Set problem — Lines containing the string "into" are to be collected in full.

Records for the task —
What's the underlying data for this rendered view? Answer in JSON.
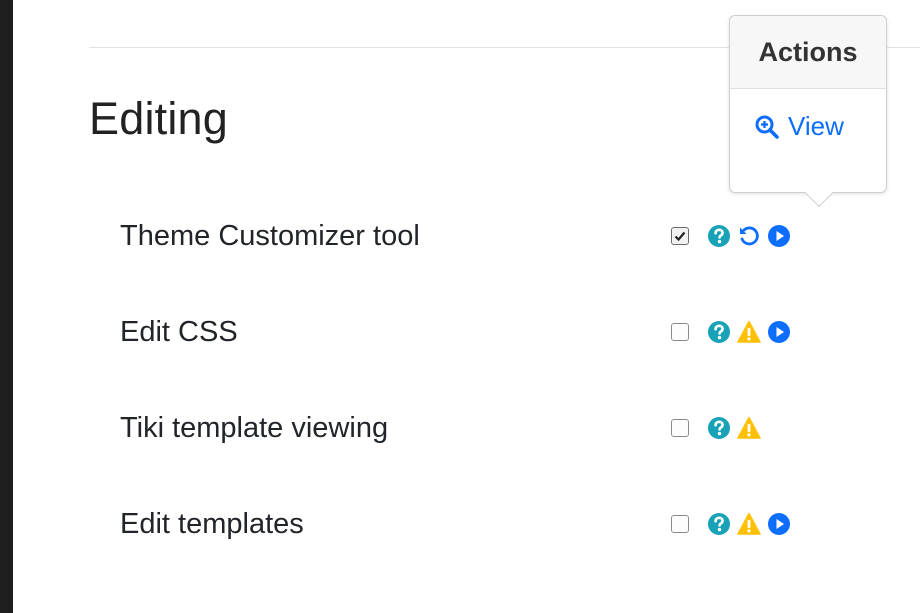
{
  "section": {
    "title": "Editing"
  },
  "preferences": [
    {
      "label": "Theme Customizer tool",
      "checked": true,
      "icons": [
        "help-icon",
        "reset-icon",
        "play-icon"
      ]
    },
    {
      "label": "Edit CSS",
      "checked": false,
      "icons": [
        "help-icon",
        "warning-icon",
        "play-icon"
      ]
    },
    {
      "label": "Tiki template viewing",
      "checked": false,
      "icons": [
        "help-icon",
        "warning-icon"
      ]
    },
    {
      "label": "Edit templates",
      "checked": false,
      "icons": [
        "help-icon",
        "warning-icon",
        "play-icon"
      ]
    }
  ],
  "popover": {
    "title": "Actions",
    "view_label": "View",
    "view_icon": "zoom-in-icon"
  },
  "colors": {
    "help": "#17a2b8",
    "warning": "#ffc107",
    "link": "#0d6efd"
  }
}
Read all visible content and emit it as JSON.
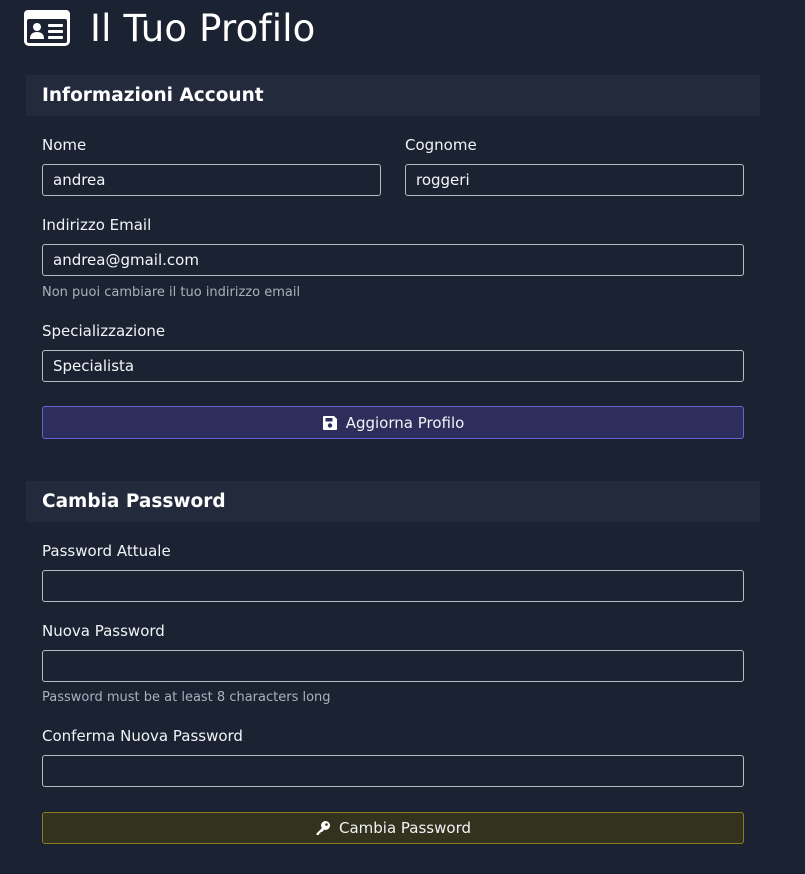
{
  "header": {
    "title": "Il Tuo Profilo",
    "icon": "id-card-icon"
  },
  "account": {
    "title": "Informazioni Account",
    "first_name": {
      "label": "Nome",
      "value": "andrea"
    },
    "last_name": {
      "label": "Cognome",
      "value": "roggeri"
    },
    "email": {
      "label": "Indirizzo Email",
      "value": "andrea@gmail.com",
      "help": "Non puoi cambiare il tuo indirizzo email"
    },
    "specialization": {
      "label": "Specializzazione",
      "value": "Specialista"
    },
    "update_button": {
      "label": "Aggiorna Profilo",
      "icon": "save-icon"
    }
  },
  "password": {
    "title": "Cambia Password",
    "current": {
      "label": "Password Attuale",
      "value": ""
    },
    "new": {
      "label": "Nuova Password",
      "value": "",
      "help": "Password must be at least 8 characters long"
    },
    "confirm": {
      "label": "Conferma Nuova Password",
      "value": ""
    },
    "change_button": {
      "label": "Cambia Password",
      "icon": "key-icon"
    }
  },
  "colors": {
    "background": "#1b2232",
    "card_header": "#222a3b",
    "primary_button_bg": "#2e2e5c",
    "primary_button_border": "#6563d1",
    "warning_button_bg": "#33321f",
    "warning_button_border": "#8c7a1f"
  }
}
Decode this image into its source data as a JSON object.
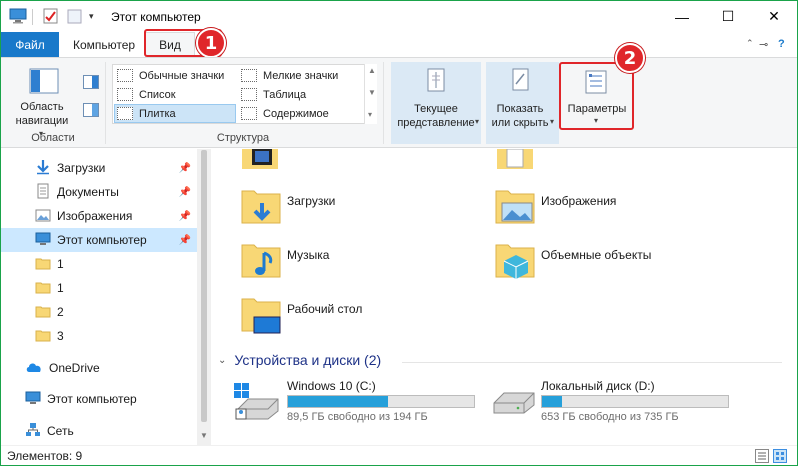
{
  "window": {
    "title": "Этот компьютер"
  },
  "title_buttons": {
    "minimize": "—",
    "maximize": "☐",
    "close": "✕"
  },
  "tabs": {
    "file": "Файл",
    "computer": "Компьютер",
    "view": "Вид"
  },
  "annotations": {
    "badge1": "1",
    "badge2": "2"
  },
  "ribbon": {
    "areas": {
      "nav_label_line1": "Область",
      "nav_label_line2": "навигации",
      "group": "Области"
    },
    "layout": {
      "group": "Структура",
      "items": [
        "Обычные значки",
        "Мелкие значки",
        "Список",
        "Таблица",
        "Плитка",
        "Содержимое"
      ],
      "selected": "Плитка"
    },
    "current_view": {
      "line1": "Текущее",
      "line2": "представление"
    },
    "show_hide": {
      "line1": "Показать",
      "line2": "или скрыть"
    },
    "options": {
      "label": "Параметры"
    }
  },
  "nav": {
    "items": [
      {
        "label": "Загрузки",
        "icon": "download-icon",
        "pinned": true
      },
      {
        "label": "Документы",
        "icon": "document-icon",
        "pinned": true
      },
      {
        "label": "Изображения",
        "icon": "pictures-icon",
        "pinned": true
      },
      {
        "label": "Этот компьютер",
        "icon": "computer-icon",
        "pinned": true,
        "selected": true
      },
      {
        "label": "1",
        "icon": "folder-icon"
      },
      {
        "label": "1",
        "icon": "folder-icon"
      },
      {
        "label": "2",
        "icon": "folder-icon"
      },
      {
        "label": "3",
        "icon": "folder-icon"
      },
      {
        "label": "OneDrive",
        "icon": "cloud-icon"
      },
      {
        "label": "Этот компьютер",
        "icon": "computer-icon"
      },
      {
        "label": "Сеть",
        "icon": "network-icon"
      }
    ]
  },
  "folders": {
    "downloads": "Загрузки",
    "pictures": "Изображения",
    "music": "Музыка",
    "objects3d": "Объемные объекты",
    "desktop": "Рабочий стол"
  },
  "devices": {
    "header": "Устройства и диски (2)",
    "drives": [
      {
        "name": "Windows 10 (C:)",
        "free": "89,5 ГБ свободно из 194 ГБ",
        "used_fraction": 0.54
      },
      {
        "name": "Локальный диск (D:)",
        "free": "653 ГБ свободно из 735 ГБ",
        "used_fraction": 0.11
      }
    ]
  },
  "status": {
    "items": "Элементов: 9"
  },
  "colors": {
    "accent": "#1979ca",
    "highlight": "#e0262a",
    "selection": "#cce8ff",
    "bar": "#26a0da"
  }
}
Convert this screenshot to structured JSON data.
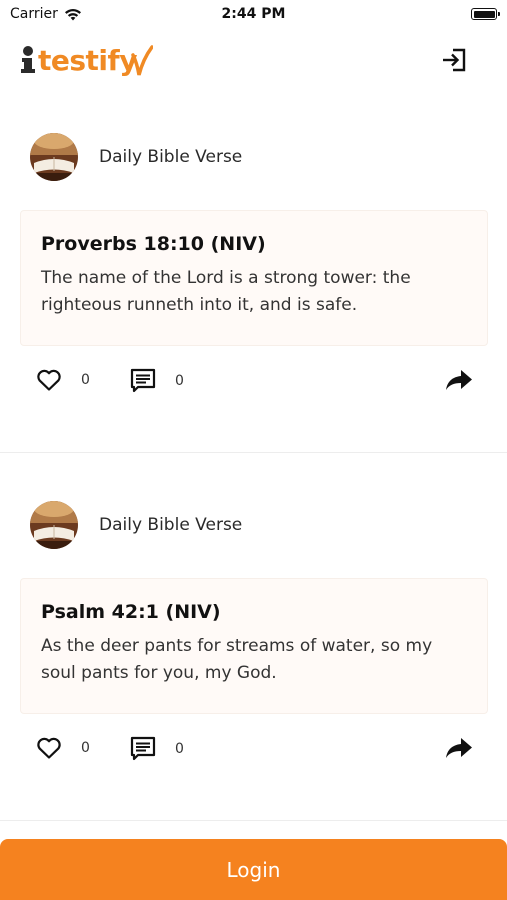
{
  "status_bar": {
    "carrier": "Carrier",
    "time": "2:44 PM"
  },
  "header": {
    "logo_text": "testify",
    "brand_color": "#f08a24",
    "logout_icon": "logout-icon"
  },
  "posts": [
    {
      "author": "Daily Bible Verse",
      "reference": "Proverbs 18:10 (NIV)",
      "text": "The name of the Lord is a strong tower: the righteous runneth into it, and is safe.",
      "likes": "0",
      "comments": "0"
    },
    {
      "author": "Daily Bible Verse",
      "reference": "Psalm 42:1 (NIV)",
      "text": "As the deer pants for streams of water, so my soul pants for you, my God.",
      "likes": "0",
      "comments": "0"
    }
  ],
  "login": {
    "label": "Login",
    "color": "#f5821f"
  }
}
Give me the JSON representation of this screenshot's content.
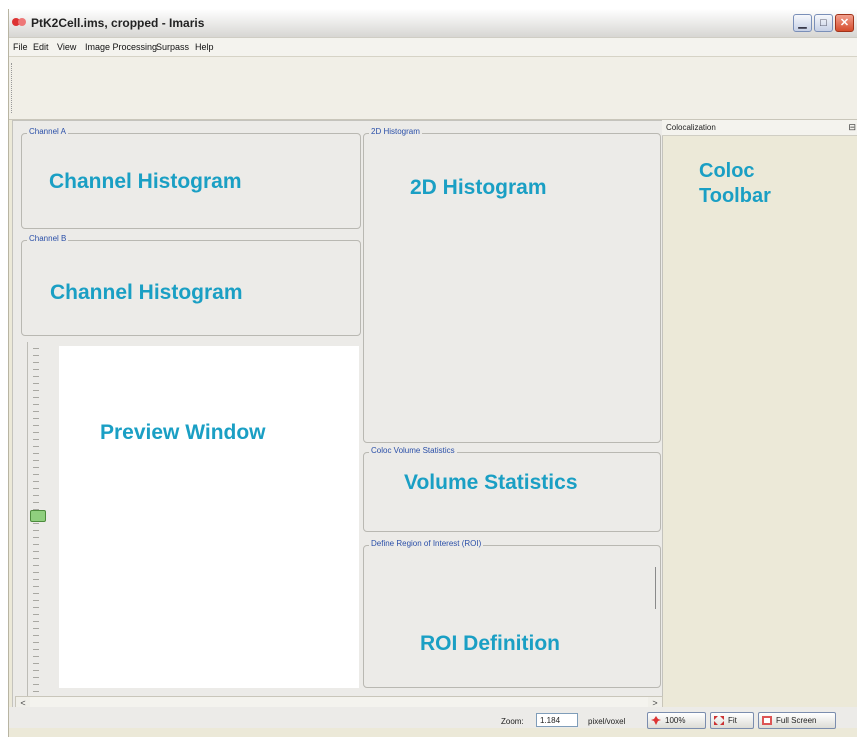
{
  "window": {
    "title": "PtK2Cell.ims, cropped  - Imaris",
    "controls": {
      "minimize": "▁",
      "maximize": "□",
      "close": "✕"
    }
  },
  "menu": [
    "File",
    "Edit",
    "View",
    "Image Processing",
    "Surpass",
    "Help"
  ],
  "panels": {
    "channel_a": {
      "legend": "Channel A",
      "label": "Channel Histogram"
    },
    "channel_b": {
      "legend": "Channel B",
      "label": "Channel Histogram"
    },
    "hist2d": {
      "legend": "2D Histogram",
      "label": "2D Histogram"
    },
    "volume_stats": {
      "legend": "Coloc Volume Statistics",
      "label": "Volume Statistics"
    },
    "roi": {
      "legend": "Define Region of Interest (ROI)",
      "label": "ROI Definition"
    },
    "preview": {
      "label": "Preview Window"
    }
  },
  "coloc": {
    "title": "Colocalization",
    "line1": "Coloc",
    "line2": "Toolbar"
  },
  "scroll": {
    "left": "<",
    "right": ">"
  },
  "status": {
    "zoom_label": "Zoom:",
    "zoom_value": "1.184",
    "unit": "pixel/voxel",
    "btn_100": "100%",
    "btn_fit": "Fit",
    "btn_full": "Full Screen"
  },
  "colors": {
    "accent": "#1a9fc4",
    "legend": "#2a4fa8",
    "close": "#d54c2c",
    "slider_handle": "#8fcf7e"
  }
}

Task response —
Decode this image into its source data as a JSON object.
      "text": "The name of the Lord is a strong tower: the righteous runneth into it, and is safe.",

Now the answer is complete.